◆ Exercise task:
Leave out the pictures and reproduce all of the data exactly.
====================
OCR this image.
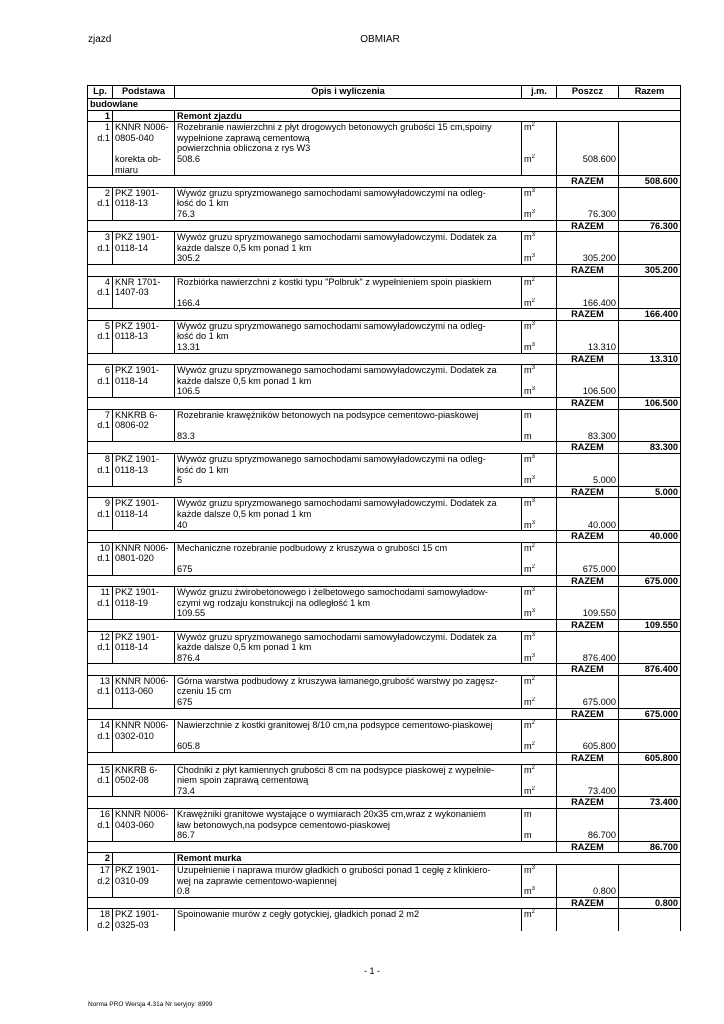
zjazd	OBMIAR
Lp.	Podstawa	Opis i wyliczenia	j.m.	Poszcz	Razem
budowlane					
1		Remont zjazdu			
1	KNNR N006-	Rozebranie nawierzchni z płyt drogowych betonowych grubości 15 cm,spoiny	$m^2$		
d.1	0805-040	wypełnione zaprawą cementową			
		powierzchnia obliczona z rys W3			
	korekta ob-	508.6	$m^2$	508.600	
	miaru				
				RAZEM	508.600
2	PKZ 1901-	Wywóz gruzu spryzmowanego samochodami samowyładowczymi na odleg-	$m^3$		
d.1	0118-13	łość do 1 km			
		76.3	$m^3$	76.300	
				RAZEM	76.300
3	PKZ 1901-	Wywóz gruzu spryzmowanego samochodami samowyładowczymi. Dodatek za	$m^3$		
d.1	0118-14	każde dalsze 0,5 km ponad 1 km			
		305.2	$m^3$	305.200	
				RAZEM	305.200
4	KNR 1701-	Rozbiórka nawierzchni z kostki typu "Polbruk" z wypełnieniem spoin piaskiem	$m^2$		
d.1	1407-03				
		166.4	$m^2$	166.400	
				RAZEM	166.400
5	PKZ 1901-	Wywóz gruzu spryzmowanego samochodami samowyładowczymi na odleg-	$m^3$		
d.1	0118-13	łość do 1 km			
		13.31	$m^3$	13.310	
				RAZEM	13.310
6	PKZ 1901-	Wywóz gruzu spryzmowanego samochodami samowyładowczymi. Dodatek za	$m^3$		
d.1	0118-14	każde dalsze 0,5 km ponad 1 km			
		106.5	$m^3$	106.500	
				RAZEM	106.500
7	KNKRB 6-	Rozebranie krawężników betonowych na podsypce cementowo-piaskowej	m		
d.1	0806-02				
		83.3	m	83.300	
				RAZEM	83.300
8	PKZ 1901-	Wywóz gruzu spryzmowanego samochodami samowyładowczymi na odleg-	$m^3$		
d.1	0118-13	łość do 1 km			
		5	$m^3$	5.000	
				RAZEM	5.000
9	PKZ 1901-	Wywóz gruzu spryzmowanego samochodami samowyładowczymi. Dodatek za	$m^3$		
d.1	0118-14	każde dalsze 0,5 km ponad 1 km			
		40	$m^3$	40.000	
				RAZEM	40.000
10	KNNR N006-	Mechaniczne rozebranie podbudowy z kruszywa o grubości 15 cm	$m^2$		
d.1	0801-020				
		675	$m^2$	675.000	
				RAZEM	675.000
11	PKZ 1901-	Wywóz gruzu żwirobetonowego i żelbetowego samochodami samowyładow-	$m^3$		
d.1	0118-19	czymi wg rodzaju konstrukcji na odległość 1 km			
		109.55	$m^3$	109.550	
				RAZEM	109.550
12	PKZ 1901-	Wywóz gruzu spryzmowanego samochodami samowyładowczymi. Dodatek za	$m^3$		
d.1	0118-14	każde dalsze 0,5 km ponad 1 km			
		876.4	$m^3$	876.400	
				RAZEM	876.400
13	KNNR N006-	Górna warstwa podbudowy z kruszywa łamanego,grubość warstwy po zagęsz-	$m^2$		
d.1	0113-060	czeniu 15 cm			
		675	$m^2$	675.000	
				RAZEM	675.000
14	KNNR N006-	Nawierzchnie z kostki granitowej 8/10 cm,na podsypce cementowo-piaskowej	$m^2$		
d.1	0302-010				
		605.8	$m^2$	605.800	
				RAZEM	605.800
15	KNKRB 6-	Chodniki z płyt kamiennych grubości 8 cm na podsypce piaskowej z wypełnie-	$m^2$		
d.1	0502-08	niem spoin zaprawą cementową			
		73.4	$m^2$	73.400	
				RAZEM	73.400
16	KNNR N006-	Krawężniki granitowe wystające o wymiarach 20x35 cm,wraz z wykonaniem	m		
d.1	0403-060	ław betonowych,na podsypce cementowo-piaskowej			
		86.7	m	86.700	
				RAZEM	86.700
2		Remont murka			
17	PKZ 1901-	Uzupełnienie i naprawa murów gładkich o grubości ponad 1 cegłę z klinkiero-	$m^3$		
d.2	0310-09	wej na zaprawie cementowo-wapiennej			
		0.8	$m^3$	0.800	
				RAZEM	0.800
18	PKZ 1901-	Spoinowanie murów z cegły gotyckiej, gładkich ponad 2 m2	$m^2$		
d.2	0325-03				
- 1 -
Norma PRO Wersja 4.31a Nr seryjny: 8999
====================
◆ Written response:
OCR this image.
zjazd	OBMIAR
Lp.	Podstawa	Opis i wyliczenia	j.m.	Poszcz	Razem
budowlane					
1		Remont zjazdu			
1	KNNR N006-	Rozebranie nawierzchni z płyt drogowych betonowych grubości 15 cm,spoiny	$m^2$		
d.1	0805-040	wypełnione zaprawą cementową			
		powierzchnia obliczona z rys W3			
	korekta ob-	508.6	$m^2$	508.600	
	miaru				
				RAZEM	508.600
2	PKZ 1901-	Wywóz gruzu spryzmowanego samochodami samowyładowczymi na odleg-	$m^3$		
d.1	0118-13	łość do 1 km			
		76.3	$m^3$	76.300	
				RAZEM	76.300
3	PKZ 1901-	Wywóz gruzu spryzmowanego samochodami samowyładowczymi. Dodatek za	$m^3$		
d.1	0118-14	każde dalsze 0,5 km ponad 1 km			
		305.2	$m^3$	305.200	
				RAZEM	305.200
4	KNR 1701-	Rozbiórka nawierzchni z kostki typu "Polbruk" z wypełnieniem spoin piaskiem	$m^2$		
d.1	1407-03				
		166.4	$m^2$	166.400	
				RAZEM	166.400
5	PKZ 1901-	Wywóz gruzu spryzmowanego samochodami samowyładowczymi na odleg-	$m^3$		
d.1	0118-13	łość do 1 km			
		13.31	$m^3$	13.310	
				RAZEM	13.310
6	PKZ 1901-	Wywóz gruzu spryzmowanego samochodami samowyładowczymi. Dodatek za	$m^3$		
d.1	0118-14	każde dalsze 0,5 km ponad 1 km			
		106.5	$m^3$	106.500	
				RAZEM	106.500
7	KNKRB 6-	Rozebranie krawężników betonowych na podsypce cementowo-piaskowej	m		
d.1	0806-02				
		83.3	m	83.300	
				RAZEM	83.300
8	PKZ 1901-	Wywóz gruzu spryzmowanego samochodami samowyładowczymi na odleg-	$m^3$		
d.1	0118-13	łość do 1 km			
		5	$m^3$	5.000	
				RAZEM	5.000
9	PKZ 1901-	Wywóz gruzu spryzmowanego samochodami samowyładowczymi. Dodatek za	$m^3$		
d.1	0118-14	każde dalsze 0,5 km ponad 1 km			
		40	$m^3$	40.000	
				RAZEM	40.000
10	KNNR N006-	Mechaniczne rozebranie podbudowy z kruszywa o grubości 15 cm	$m^2$		
d.1	0801-020				
		675	$m^2$	675.000	
				RAZEM	675.000
11	PKZ 1901-	Wywóz gruzu żwirobetonowego i żelbetowego samochodami samowyładow-	$m^3$		
d.1	0118-19	czymi wg rodzaju konstrukcji na odległość 1 km			
		109.55	$m^3$	109.550	
				RAZEM	109.550
12	PKZ 1901-	Wywóz gruzu spryzmowanego samochodami samowyładowczymi. Dodatek za	$m^3$		
d.1	0118-14	każde dalsze 0,5 km ponad 1 km			
		876.4	$m^3$	876.400	
				RAZEM	876.400
13	KNNR N006-	Górna warstwa podbudowy z kruszywa łamanego,grubość warstwy po zagęsz-	$m^2$		
d.1	0113-060	czeniu 15 cm			
		675	$m^2$	675.000	
				RAZEM	675.000
14	KNNR N006-	Nawierzchnie z kostki granitowej 8/10 cm,na podsypce cementowo-piaskowej	$m^2$		
d.1	0302-010				
		605.8	$m^2$	605.800	
				RAZEM	605.800
15	KNKRB 6-	Chodniki z płyt kamiennych grubości 8 cm na podsypce piaskowej z wypełnie-	$m^2$		
d.1	0502-08	niem spoin zaprawą cementową			
		73.4	$m^2$	73.400	
				RAZEM	73.400
16	KNNR N006-	Krawężniki granitowe wystające o wymiarach 20x35 cm,wraz z wykonaniem	m		
d.1	0403-060	ław betonowych,na podsypce cementowo-piaskowej			
		86.7	m	86.700	
				RAZEM	86.700
2		Remont murka			
17	PKZ 1901-	Uzupełnienie i naprawa murów gładkich o grubości ponad 1 cegłę z klinkiero-	$m^3$		
d.2	0310-09	wej na zaprawie cementowo-wapiennej			
		0.8	$m^3$	0.800	
				RAZEM	0.800
18	PKZ 1901-	Spoinowanie murów z cegły gotyckiej, gładkich ponad 2 m2	$m^2$		
d.2	0325-03				
- 1 -
Norma PRO Wersja 4.31a Nr seryjny: 8999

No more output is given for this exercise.